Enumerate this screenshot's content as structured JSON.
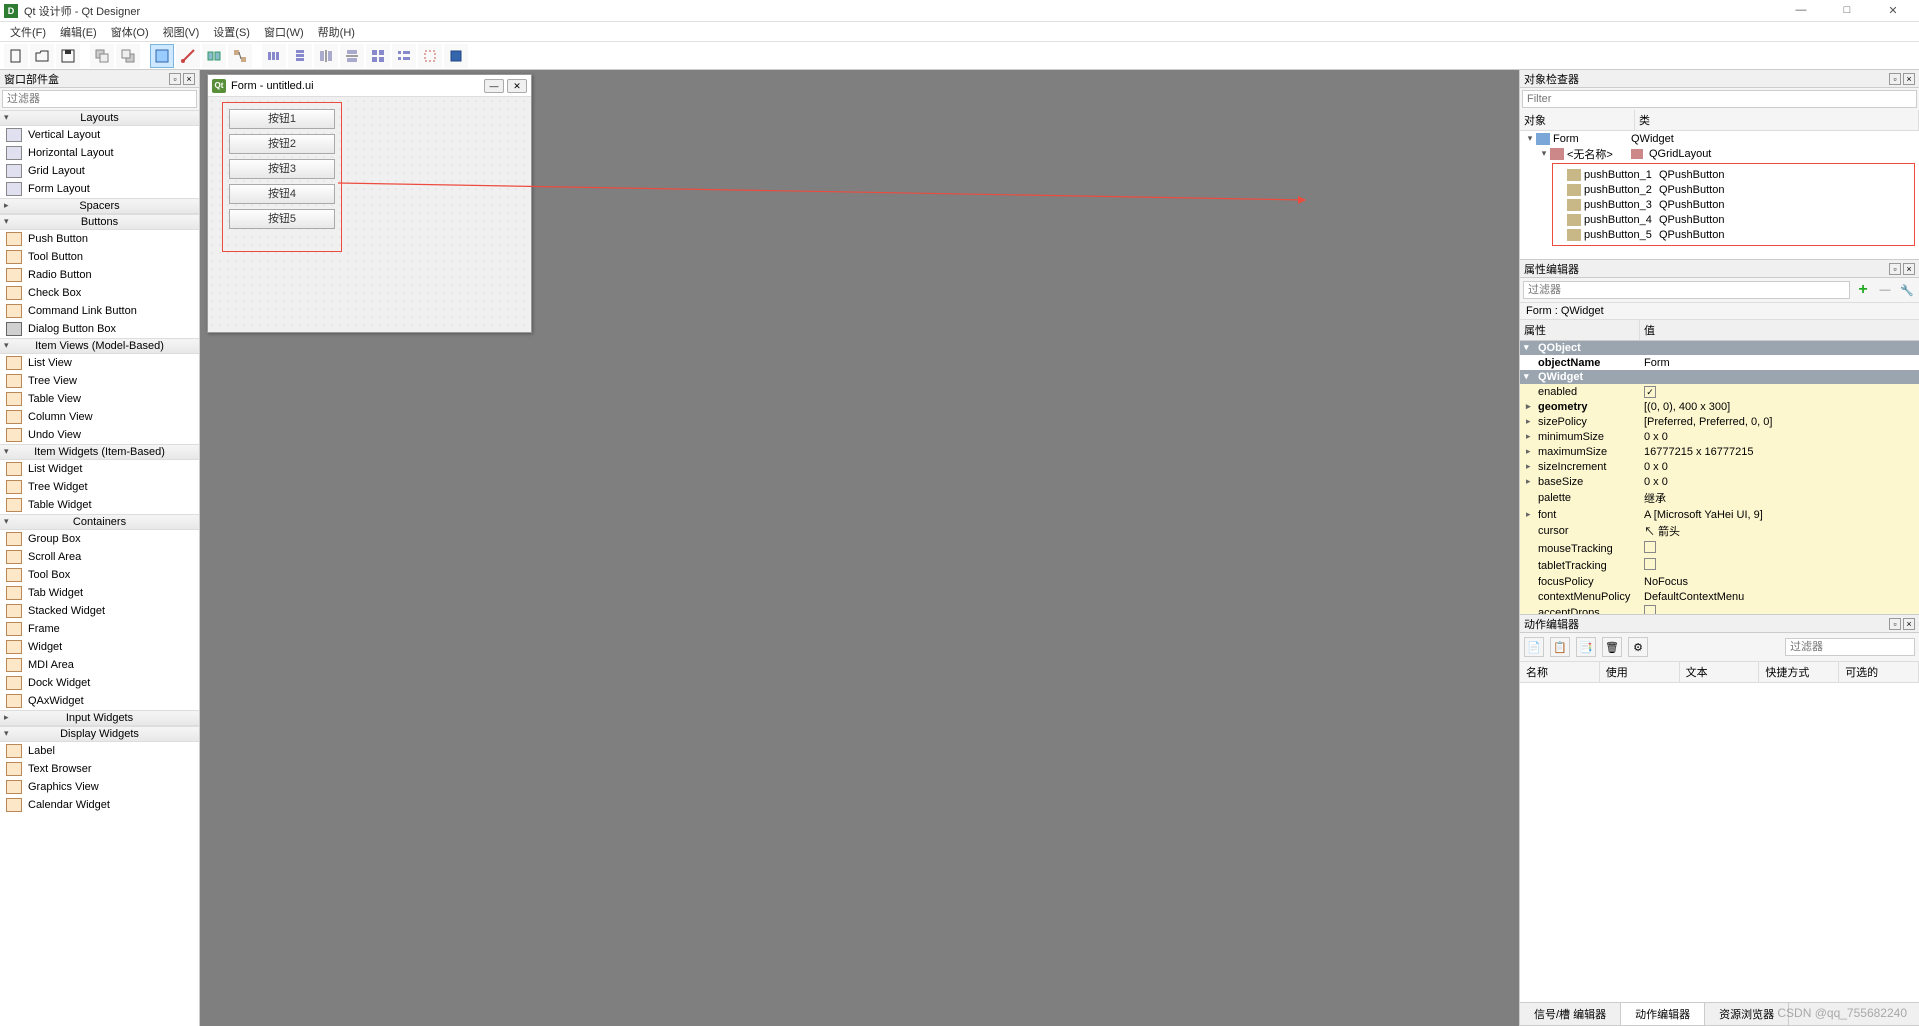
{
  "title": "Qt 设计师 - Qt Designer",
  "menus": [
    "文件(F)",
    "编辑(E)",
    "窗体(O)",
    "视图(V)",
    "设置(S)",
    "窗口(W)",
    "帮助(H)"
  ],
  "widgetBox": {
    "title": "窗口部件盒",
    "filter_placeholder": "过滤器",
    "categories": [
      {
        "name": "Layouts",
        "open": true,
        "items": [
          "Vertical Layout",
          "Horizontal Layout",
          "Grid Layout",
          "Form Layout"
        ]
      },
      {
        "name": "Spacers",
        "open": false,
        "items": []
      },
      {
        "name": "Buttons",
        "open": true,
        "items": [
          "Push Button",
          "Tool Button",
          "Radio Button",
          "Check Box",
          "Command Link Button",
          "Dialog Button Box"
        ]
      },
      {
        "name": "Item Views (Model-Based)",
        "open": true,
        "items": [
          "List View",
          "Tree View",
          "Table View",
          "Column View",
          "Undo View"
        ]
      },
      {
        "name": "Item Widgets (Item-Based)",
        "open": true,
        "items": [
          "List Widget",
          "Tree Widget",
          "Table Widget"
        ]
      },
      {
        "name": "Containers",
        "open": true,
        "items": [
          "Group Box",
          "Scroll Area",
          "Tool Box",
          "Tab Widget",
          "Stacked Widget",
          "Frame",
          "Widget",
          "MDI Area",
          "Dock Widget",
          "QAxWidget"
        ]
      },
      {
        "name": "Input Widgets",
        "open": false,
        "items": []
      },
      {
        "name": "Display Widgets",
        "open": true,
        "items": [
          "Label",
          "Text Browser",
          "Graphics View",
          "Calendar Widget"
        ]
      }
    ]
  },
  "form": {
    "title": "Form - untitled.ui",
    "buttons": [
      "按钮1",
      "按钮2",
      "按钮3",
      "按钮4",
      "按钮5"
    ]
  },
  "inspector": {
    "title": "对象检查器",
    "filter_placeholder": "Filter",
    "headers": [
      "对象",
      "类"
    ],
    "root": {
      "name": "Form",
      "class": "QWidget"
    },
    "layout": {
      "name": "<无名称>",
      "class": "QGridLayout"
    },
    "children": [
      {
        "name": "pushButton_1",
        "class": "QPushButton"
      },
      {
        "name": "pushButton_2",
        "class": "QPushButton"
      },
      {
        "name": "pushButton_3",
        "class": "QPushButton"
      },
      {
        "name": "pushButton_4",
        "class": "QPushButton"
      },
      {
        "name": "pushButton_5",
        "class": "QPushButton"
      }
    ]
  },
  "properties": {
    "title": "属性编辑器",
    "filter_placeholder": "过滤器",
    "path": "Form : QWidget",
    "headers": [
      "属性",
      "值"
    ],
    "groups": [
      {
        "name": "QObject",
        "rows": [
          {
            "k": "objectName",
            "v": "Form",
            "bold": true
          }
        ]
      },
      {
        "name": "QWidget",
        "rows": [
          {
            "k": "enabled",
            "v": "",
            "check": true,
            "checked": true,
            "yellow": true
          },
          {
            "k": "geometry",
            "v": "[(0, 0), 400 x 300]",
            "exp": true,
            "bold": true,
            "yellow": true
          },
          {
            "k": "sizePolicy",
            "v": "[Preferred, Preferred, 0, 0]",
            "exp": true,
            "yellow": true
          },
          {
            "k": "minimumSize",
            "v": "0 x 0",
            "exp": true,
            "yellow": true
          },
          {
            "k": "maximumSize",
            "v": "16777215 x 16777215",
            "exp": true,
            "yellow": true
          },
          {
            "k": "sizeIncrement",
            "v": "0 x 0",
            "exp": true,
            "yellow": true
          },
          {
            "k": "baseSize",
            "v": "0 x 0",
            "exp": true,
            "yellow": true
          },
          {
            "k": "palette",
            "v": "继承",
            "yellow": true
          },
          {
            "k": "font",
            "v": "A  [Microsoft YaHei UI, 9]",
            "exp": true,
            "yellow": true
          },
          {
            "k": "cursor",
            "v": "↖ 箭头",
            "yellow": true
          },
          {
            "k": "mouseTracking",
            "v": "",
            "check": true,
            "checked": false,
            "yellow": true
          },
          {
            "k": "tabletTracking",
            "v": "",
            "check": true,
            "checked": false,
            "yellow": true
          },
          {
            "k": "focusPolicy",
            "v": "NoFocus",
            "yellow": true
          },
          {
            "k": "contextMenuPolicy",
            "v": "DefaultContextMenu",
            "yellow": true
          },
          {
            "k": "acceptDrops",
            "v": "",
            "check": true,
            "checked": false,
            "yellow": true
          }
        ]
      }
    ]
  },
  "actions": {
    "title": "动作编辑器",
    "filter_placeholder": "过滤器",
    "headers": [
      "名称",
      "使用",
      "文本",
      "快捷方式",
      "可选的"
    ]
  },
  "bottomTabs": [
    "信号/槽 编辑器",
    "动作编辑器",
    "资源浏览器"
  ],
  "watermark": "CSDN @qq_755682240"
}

§ §

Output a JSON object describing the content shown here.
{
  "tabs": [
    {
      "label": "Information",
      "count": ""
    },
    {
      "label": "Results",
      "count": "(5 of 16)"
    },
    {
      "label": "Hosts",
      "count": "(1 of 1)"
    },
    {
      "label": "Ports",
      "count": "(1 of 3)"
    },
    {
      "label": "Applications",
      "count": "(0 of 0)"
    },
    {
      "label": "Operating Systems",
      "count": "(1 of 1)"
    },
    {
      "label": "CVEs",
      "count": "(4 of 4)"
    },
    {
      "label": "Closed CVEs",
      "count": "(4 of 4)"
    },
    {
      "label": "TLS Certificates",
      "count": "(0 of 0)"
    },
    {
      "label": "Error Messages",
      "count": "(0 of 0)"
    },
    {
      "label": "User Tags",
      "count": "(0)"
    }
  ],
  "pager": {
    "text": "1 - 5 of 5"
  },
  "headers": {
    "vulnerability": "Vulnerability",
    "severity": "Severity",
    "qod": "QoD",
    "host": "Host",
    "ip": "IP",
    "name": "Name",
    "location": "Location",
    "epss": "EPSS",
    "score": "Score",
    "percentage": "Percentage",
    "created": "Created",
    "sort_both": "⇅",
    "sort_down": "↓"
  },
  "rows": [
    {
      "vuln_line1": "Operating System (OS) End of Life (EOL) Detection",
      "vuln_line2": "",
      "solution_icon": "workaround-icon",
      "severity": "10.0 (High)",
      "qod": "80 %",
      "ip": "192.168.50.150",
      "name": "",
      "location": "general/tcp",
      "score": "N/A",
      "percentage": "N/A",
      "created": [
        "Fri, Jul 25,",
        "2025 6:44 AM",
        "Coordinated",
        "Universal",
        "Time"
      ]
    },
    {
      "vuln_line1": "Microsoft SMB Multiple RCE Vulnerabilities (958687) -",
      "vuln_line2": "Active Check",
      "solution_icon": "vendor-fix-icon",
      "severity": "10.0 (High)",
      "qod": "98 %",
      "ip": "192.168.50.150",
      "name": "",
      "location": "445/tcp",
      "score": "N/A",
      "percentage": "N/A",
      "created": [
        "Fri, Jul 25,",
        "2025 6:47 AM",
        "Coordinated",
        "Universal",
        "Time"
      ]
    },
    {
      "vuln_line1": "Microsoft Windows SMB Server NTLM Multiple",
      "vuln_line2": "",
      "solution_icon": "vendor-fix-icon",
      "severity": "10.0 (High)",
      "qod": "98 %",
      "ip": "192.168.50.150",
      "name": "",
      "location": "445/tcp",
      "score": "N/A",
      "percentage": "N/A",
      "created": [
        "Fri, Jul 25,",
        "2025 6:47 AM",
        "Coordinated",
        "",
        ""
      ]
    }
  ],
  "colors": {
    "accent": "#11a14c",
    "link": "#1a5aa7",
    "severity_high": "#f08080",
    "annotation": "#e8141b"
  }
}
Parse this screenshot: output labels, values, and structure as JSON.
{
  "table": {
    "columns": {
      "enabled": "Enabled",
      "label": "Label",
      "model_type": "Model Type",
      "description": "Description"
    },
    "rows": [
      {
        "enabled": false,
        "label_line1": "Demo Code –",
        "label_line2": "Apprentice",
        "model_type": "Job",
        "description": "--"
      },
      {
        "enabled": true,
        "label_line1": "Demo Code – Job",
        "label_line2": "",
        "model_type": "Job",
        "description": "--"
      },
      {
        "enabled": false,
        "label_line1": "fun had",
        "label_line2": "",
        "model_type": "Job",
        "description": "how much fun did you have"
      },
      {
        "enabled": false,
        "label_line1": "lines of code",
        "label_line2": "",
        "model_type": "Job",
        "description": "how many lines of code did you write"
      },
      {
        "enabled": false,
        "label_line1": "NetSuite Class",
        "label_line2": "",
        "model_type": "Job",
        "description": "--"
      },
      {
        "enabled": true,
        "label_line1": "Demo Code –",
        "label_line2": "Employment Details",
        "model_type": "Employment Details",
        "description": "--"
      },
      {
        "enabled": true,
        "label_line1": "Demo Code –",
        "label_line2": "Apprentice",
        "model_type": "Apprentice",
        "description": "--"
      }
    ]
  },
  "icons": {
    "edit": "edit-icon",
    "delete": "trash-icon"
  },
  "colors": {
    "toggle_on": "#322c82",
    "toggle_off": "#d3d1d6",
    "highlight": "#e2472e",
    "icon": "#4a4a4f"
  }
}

§ §

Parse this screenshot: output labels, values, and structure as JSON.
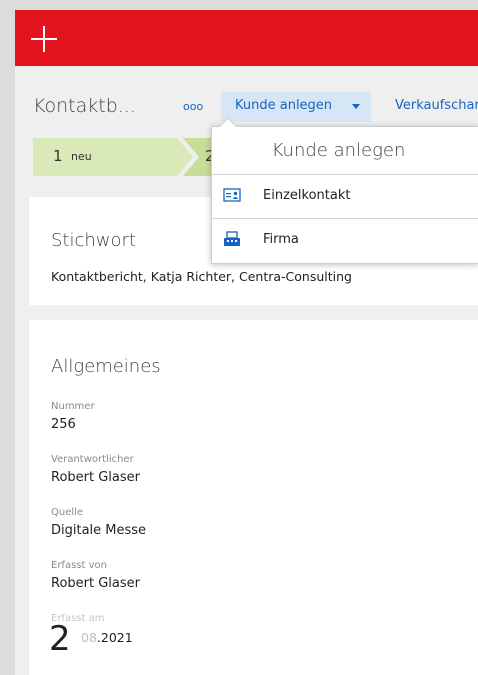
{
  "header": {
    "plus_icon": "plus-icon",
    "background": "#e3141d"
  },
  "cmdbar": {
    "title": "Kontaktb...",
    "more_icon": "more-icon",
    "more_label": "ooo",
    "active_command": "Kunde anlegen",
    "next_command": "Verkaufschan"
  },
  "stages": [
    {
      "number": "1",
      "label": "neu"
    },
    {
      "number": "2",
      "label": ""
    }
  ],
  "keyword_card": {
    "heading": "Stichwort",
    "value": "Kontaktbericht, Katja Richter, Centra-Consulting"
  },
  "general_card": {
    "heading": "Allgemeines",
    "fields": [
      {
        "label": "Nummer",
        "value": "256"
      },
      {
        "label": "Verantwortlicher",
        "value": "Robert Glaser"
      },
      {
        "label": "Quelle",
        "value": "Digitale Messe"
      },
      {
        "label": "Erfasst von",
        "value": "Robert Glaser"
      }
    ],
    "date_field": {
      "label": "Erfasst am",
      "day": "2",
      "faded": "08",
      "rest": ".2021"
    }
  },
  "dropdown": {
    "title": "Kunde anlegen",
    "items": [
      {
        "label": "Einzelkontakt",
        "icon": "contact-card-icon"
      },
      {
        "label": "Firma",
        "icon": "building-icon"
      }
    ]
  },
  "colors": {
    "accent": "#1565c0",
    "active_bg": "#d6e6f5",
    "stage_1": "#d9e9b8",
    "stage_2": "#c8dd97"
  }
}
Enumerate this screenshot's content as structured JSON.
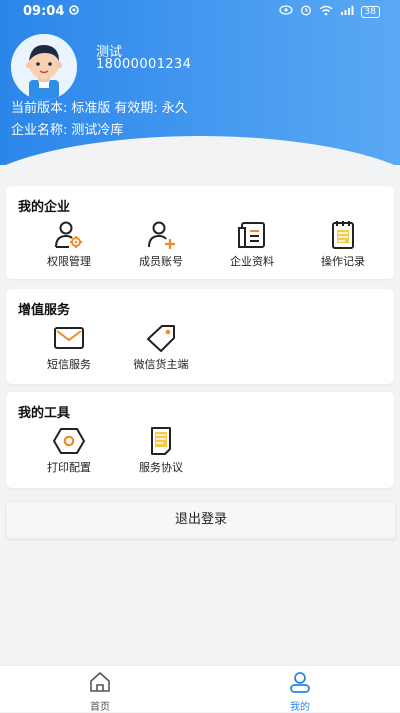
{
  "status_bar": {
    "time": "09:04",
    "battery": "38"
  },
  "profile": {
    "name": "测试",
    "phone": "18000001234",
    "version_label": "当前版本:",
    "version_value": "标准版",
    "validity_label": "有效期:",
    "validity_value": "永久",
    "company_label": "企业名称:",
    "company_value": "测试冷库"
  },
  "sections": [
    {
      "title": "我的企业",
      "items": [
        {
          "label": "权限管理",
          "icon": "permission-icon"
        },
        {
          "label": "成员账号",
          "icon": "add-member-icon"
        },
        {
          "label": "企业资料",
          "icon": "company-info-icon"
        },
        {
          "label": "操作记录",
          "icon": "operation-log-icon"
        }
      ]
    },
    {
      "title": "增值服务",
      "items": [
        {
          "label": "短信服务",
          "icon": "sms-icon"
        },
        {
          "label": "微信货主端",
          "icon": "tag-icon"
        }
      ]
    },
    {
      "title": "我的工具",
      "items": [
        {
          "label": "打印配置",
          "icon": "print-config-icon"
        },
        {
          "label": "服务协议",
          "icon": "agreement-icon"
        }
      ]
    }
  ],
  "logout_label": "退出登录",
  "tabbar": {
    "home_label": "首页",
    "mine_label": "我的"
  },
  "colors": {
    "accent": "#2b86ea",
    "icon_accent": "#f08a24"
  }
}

§ §

EXERCISE TASK :: Copy every line that includes the string "Details" from the material above.

FINAL ANSWER ::
        "label_line2": "Employment Details",
        "model_type": "Employment Details",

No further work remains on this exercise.